## YOUR GOAL
Where a line contains the word "name", copy that line in full.
-- BEGIN DATA FOR THIS EXERCISE --
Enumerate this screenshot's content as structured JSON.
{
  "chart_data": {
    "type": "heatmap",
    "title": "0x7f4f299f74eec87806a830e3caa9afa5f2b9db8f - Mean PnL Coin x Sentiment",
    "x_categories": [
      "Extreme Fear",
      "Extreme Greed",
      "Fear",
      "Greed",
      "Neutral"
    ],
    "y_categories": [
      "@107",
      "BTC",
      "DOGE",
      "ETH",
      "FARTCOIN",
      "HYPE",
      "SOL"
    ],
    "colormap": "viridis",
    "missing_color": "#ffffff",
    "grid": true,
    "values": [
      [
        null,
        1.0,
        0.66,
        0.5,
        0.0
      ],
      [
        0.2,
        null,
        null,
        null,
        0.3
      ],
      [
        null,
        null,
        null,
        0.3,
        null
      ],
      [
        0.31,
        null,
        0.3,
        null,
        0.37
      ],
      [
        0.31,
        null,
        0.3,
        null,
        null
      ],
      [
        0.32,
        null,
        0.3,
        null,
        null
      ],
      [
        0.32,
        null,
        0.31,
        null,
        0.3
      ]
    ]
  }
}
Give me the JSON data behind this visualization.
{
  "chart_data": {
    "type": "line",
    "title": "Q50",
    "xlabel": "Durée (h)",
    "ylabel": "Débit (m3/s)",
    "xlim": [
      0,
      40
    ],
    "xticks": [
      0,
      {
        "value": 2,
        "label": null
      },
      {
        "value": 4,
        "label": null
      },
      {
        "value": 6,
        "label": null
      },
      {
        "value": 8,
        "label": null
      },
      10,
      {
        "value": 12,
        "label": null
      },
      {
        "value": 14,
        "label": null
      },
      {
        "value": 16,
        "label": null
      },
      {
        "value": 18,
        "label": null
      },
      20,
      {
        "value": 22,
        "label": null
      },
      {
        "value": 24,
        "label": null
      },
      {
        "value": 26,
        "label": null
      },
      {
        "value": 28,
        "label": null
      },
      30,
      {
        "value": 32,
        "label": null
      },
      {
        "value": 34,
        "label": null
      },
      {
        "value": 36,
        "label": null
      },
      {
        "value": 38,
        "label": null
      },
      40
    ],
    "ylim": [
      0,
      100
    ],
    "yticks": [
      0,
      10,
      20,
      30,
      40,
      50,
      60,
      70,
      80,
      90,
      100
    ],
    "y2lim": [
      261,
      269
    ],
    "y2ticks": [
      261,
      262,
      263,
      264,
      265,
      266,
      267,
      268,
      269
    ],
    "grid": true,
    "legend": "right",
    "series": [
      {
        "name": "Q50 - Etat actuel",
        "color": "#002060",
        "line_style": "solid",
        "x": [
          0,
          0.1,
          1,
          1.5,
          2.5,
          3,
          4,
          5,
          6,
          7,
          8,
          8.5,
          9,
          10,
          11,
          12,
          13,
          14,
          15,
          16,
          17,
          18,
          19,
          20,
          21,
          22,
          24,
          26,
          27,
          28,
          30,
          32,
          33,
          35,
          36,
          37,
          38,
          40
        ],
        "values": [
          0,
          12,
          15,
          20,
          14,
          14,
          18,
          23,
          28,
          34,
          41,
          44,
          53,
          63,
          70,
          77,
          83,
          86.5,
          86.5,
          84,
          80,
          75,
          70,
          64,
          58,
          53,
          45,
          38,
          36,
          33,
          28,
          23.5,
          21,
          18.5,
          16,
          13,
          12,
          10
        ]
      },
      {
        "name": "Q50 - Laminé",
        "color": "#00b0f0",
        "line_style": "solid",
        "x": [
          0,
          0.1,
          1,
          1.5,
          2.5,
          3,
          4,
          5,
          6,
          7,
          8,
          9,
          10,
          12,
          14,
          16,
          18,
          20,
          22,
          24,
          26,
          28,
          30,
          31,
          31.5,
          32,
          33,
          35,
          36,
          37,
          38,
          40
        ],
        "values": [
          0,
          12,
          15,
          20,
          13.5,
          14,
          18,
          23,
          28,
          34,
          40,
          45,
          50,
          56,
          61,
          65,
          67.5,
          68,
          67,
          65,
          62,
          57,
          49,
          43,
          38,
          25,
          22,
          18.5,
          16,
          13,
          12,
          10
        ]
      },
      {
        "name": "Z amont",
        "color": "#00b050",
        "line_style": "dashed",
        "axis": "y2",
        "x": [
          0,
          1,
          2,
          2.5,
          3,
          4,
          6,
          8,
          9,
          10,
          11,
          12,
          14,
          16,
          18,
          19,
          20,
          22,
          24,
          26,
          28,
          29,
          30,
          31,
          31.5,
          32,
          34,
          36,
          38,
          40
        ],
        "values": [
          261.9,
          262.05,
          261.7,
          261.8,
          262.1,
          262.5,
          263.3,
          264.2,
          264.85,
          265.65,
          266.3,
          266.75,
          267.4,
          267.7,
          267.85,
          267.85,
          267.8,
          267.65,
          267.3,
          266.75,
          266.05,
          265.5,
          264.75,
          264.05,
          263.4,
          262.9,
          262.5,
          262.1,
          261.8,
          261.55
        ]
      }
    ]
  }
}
-- END DATA FOR THIS EXERCISE --
## EXERCISE RESPONSE
        "name": "Q50 - Etat actuel",
        "name": "Q50 - Laminé",
        "name": "Z amont",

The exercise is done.